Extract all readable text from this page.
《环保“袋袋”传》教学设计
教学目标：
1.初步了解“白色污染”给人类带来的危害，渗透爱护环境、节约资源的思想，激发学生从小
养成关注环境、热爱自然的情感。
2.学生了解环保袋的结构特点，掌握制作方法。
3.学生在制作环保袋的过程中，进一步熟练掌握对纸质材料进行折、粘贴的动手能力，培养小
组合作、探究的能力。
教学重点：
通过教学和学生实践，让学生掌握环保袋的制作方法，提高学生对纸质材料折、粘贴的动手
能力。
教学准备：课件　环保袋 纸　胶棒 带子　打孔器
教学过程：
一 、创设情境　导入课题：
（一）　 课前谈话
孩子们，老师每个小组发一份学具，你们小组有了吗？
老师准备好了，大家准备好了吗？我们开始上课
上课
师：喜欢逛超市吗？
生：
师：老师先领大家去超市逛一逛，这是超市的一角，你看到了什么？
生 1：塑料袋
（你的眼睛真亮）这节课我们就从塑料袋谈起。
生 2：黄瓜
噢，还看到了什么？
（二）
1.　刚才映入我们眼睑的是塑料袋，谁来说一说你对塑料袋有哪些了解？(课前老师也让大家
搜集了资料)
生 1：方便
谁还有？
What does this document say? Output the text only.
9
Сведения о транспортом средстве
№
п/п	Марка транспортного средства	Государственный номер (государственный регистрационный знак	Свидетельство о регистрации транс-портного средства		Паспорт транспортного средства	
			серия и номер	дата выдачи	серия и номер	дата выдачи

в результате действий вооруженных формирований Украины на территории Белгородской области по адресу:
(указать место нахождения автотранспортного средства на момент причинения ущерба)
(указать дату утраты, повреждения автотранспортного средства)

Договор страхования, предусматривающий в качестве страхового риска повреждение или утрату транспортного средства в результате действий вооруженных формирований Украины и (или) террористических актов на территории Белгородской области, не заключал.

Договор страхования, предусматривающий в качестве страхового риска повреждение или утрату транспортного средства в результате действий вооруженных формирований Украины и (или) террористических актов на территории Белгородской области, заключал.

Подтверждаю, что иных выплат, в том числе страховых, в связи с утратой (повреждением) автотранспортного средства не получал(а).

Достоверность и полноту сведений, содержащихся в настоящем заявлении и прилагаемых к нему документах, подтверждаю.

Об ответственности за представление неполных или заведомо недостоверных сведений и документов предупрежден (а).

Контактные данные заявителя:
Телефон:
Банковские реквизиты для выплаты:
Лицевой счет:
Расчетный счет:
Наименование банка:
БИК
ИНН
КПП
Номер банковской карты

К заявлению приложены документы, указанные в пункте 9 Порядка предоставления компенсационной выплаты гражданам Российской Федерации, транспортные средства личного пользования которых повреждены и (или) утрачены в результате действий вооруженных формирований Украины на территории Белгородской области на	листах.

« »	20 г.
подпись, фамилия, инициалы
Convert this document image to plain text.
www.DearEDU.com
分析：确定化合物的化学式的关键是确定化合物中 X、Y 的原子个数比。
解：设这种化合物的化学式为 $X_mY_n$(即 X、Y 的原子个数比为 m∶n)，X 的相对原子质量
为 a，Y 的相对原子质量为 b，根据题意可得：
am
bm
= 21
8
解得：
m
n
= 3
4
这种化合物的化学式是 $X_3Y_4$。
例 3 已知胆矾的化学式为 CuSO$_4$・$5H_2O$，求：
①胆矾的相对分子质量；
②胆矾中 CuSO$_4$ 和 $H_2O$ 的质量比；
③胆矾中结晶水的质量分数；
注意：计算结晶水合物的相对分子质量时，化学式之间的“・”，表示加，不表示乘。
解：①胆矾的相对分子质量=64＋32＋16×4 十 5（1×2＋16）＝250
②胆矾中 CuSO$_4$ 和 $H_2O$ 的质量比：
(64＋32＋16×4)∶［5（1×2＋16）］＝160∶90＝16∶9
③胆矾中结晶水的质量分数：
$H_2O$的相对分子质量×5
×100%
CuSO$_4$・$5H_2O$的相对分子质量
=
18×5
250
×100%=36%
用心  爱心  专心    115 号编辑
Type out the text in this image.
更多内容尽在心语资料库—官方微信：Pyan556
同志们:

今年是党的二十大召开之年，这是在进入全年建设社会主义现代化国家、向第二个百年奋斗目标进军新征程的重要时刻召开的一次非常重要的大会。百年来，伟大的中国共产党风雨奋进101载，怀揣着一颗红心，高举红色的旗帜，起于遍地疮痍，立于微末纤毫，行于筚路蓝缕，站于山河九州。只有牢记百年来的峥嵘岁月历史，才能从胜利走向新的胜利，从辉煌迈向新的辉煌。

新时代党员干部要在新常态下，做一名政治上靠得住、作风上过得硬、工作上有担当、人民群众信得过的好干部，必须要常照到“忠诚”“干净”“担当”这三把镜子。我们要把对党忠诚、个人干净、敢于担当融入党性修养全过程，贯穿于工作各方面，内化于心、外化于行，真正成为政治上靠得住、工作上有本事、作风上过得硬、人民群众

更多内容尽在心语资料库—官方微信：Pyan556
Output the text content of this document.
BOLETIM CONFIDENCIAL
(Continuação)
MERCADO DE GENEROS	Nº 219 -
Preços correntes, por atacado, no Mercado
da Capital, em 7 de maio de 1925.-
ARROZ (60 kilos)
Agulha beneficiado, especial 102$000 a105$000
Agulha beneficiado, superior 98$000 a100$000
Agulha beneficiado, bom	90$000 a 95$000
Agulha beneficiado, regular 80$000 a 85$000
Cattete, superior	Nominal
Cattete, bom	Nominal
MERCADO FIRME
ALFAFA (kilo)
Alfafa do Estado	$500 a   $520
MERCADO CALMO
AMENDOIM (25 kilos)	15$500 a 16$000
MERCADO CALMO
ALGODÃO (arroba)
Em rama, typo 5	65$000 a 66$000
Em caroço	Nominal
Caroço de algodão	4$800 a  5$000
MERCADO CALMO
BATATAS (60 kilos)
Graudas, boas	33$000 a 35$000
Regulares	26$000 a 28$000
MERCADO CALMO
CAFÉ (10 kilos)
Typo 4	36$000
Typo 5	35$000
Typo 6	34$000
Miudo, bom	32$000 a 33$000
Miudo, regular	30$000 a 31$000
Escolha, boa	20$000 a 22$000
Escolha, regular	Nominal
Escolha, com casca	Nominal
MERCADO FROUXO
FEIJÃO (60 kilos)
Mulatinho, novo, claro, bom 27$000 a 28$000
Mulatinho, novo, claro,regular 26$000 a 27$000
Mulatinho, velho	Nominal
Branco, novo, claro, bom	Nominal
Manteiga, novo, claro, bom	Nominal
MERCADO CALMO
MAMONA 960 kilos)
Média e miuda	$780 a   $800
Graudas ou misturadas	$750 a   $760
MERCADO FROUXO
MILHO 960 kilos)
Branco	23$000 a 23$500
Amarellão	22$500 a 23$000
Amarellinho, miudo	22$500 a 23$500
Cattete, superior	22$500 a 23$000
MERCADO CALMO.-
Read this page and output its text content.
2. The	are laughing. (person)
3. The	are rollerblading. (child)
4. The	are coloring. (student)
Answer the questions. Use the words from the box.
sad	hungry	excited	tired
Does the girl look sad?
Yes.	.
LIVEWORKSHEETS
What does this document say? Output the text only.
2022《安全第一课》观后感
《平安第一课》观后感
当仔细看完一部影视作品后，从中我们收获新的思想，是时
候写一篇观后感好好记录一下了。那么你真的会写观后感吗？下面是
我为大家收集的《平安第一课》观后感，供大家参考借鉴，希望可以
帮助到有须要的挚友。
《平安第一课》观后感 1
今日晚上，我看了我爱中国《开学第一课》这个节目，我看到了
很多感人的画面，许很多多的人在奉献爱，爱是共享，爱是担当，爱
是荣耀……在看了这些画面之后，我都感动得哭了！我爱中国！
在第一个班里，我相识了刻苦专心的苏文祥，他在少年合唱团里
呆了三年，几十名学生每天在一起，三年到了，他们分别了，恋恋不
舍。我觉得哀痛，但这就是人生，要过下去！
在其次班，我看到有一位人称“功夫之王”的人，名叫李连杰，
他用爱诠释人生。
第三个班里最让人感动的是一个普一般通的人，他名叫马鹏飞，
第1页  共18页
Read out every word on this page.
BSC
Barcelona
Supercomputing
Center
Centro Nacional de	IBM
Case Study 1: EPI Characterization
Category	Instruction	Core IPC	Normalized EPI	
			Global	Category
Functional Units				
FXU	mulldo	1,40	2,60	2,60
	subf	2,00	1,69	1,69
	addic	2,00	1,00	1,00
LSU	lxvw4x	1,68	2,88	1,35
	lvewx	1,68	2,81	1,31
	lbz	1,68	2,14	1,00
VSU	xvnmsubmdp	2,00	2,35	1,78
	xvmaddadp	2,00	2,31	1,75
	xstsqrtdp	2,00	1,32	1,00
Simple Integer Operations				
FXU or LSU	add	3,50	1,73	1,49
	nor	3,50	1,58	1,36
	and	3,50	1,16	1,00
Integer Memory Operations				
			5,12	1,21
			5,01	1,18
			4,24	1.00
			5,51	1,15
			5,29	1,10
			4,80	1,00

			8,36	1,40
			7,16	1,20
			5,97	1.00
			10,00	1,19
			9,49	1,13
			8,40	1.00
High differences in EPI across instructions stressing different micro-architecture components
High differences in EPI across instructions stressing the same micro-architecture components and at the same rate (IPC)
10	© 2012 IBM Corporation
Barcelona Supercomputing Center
★ ★ ★ ★
## THE TASK
Say how many lines contain the string "from", giving nothing but the count.

## EXERCISE OUTPUT
2